• [Task goal]
Do these three statements agree with the passage about Mary Pickersgill's flag? Answer yes or no for each, and quote the words of the passage that settle it.
1. Mary Pickersgill had her 13-year-old daughter's help in making the flag.
2. The flag measured 30 feet by 30 feet.
3. The British kept up the attack until Fort McHenry fell.

• [Document section]

^^^^^^^^

(I don't know why the link isn't working here's the url: http://www.amazon.com/Flying-Cheese-Stories-Ordinary-Volume/dp/1480262773)
Happy Fourth, everyone!
Pickersgill. It’s an unusual name.
Unusual, but fitting, for Mary Pickersgill was given an unusual task.
In the midst of The
War of 1812 between the British and the Americans, Mary Pickersgill, a widowed
Baltimore flag maker, was asked to sew a flag. But not just an ordinary flag. Major
George Armistead wanted a big flag, a very big flag, to fly over Fort McHenry at the entrance
to Baltimore Harbor. So Mary and her 13-year-old daughter, Caroline, spent weeks in the summer of 1813
assembling a flag measuring 30 feet by 42
feet. That's as big as almost 30 ping pong tables.
By September of 1814, the British had
burned Washington, D.C., and were bombing Fort McHenry from land and sea. An American attorney was watching the battle
from aboard a British ship, having
just negotiated the release of an elderly physician who had been taken captive. The battle continued into the night
until the British abandoned the attack, judging it would be too costly to
complete the task. As the smoke cleared and the sun rose, this attorney saw Mary Pickersgill's flag flying over Fort
McHenry. He was inspired to write
these words:
Oh, say can you
see,
By the dawn's early
light,
What so proudly we
hailed at the twilights' last gleaming?

^^^^^^^^

• [Data shown]
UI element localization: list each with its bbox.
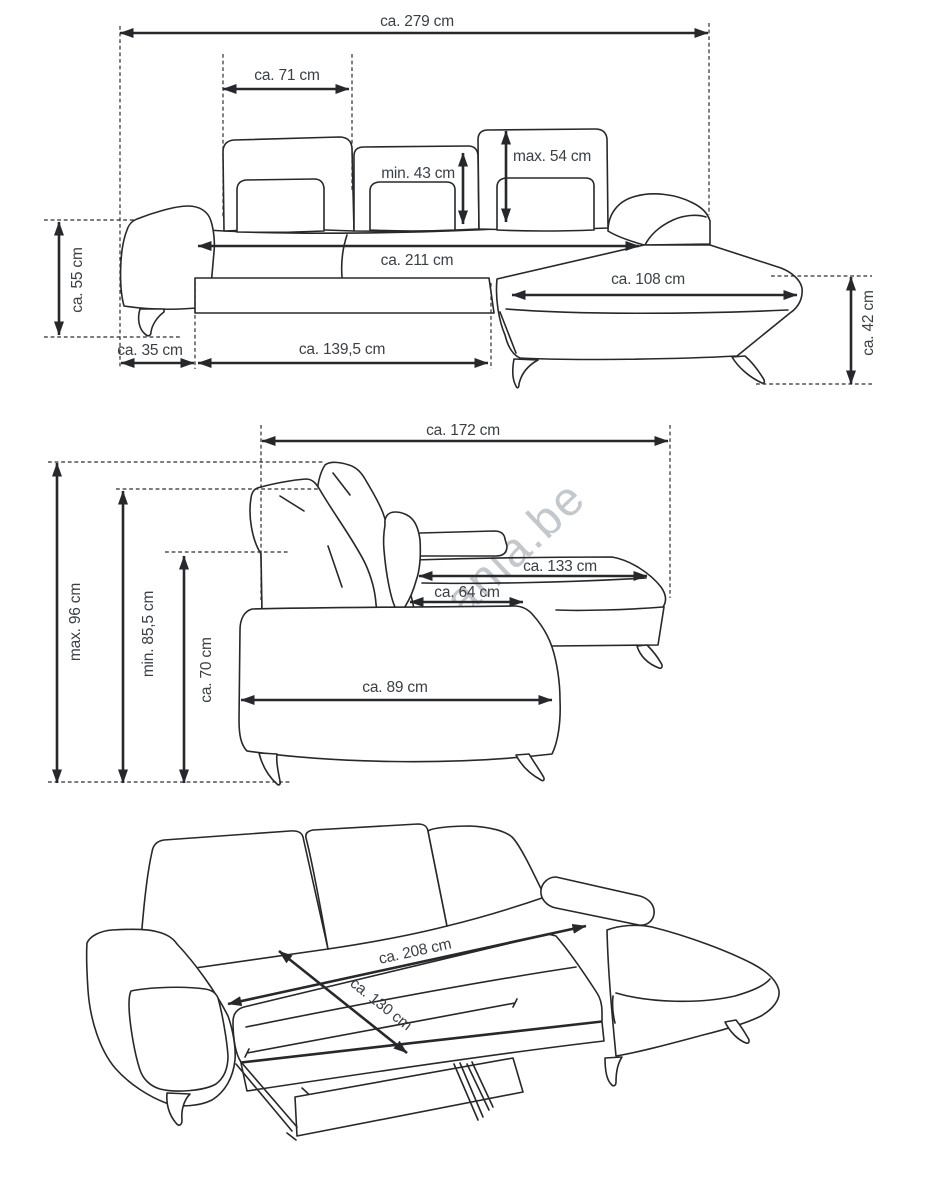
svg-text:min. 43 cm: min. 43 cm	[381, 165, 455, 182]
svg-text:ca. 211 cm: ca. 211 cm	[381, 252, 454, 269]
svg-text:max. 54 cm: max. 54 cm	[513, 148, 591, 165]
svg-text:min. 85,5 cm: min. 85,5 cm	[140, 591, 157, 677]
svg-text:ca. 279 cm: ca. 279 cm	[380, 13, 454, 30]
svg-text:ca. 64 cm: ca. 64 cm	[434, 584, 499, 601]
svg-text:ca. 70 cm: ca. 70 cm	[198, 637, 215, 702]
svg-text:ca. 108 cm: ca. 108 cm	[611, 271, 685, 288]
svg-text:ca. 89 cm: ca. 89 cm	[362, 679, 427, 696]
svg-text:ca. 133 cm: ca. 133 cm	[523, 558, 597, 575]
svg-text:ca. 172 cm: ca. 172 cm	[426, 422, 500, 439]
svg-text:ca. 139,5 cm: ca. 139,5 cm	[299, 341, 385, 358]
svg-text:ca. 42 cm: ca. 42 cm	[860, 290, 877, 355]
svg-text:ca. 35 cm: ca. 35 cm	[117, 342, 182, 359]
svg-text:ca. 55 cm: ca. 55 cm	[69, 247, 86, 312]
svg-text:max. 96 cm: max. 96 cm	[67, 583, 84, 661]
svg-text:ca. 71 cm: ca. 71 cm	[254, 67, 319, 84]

^^^^^^^^

• [Correct answer]
1. Yes: "Mary and her 13-year-old daughter, Caroline, spent weeks in the summer of 1813"
2. No: "a flag measuring 30 feet by 42"
3. No: "the British abandoned the attack"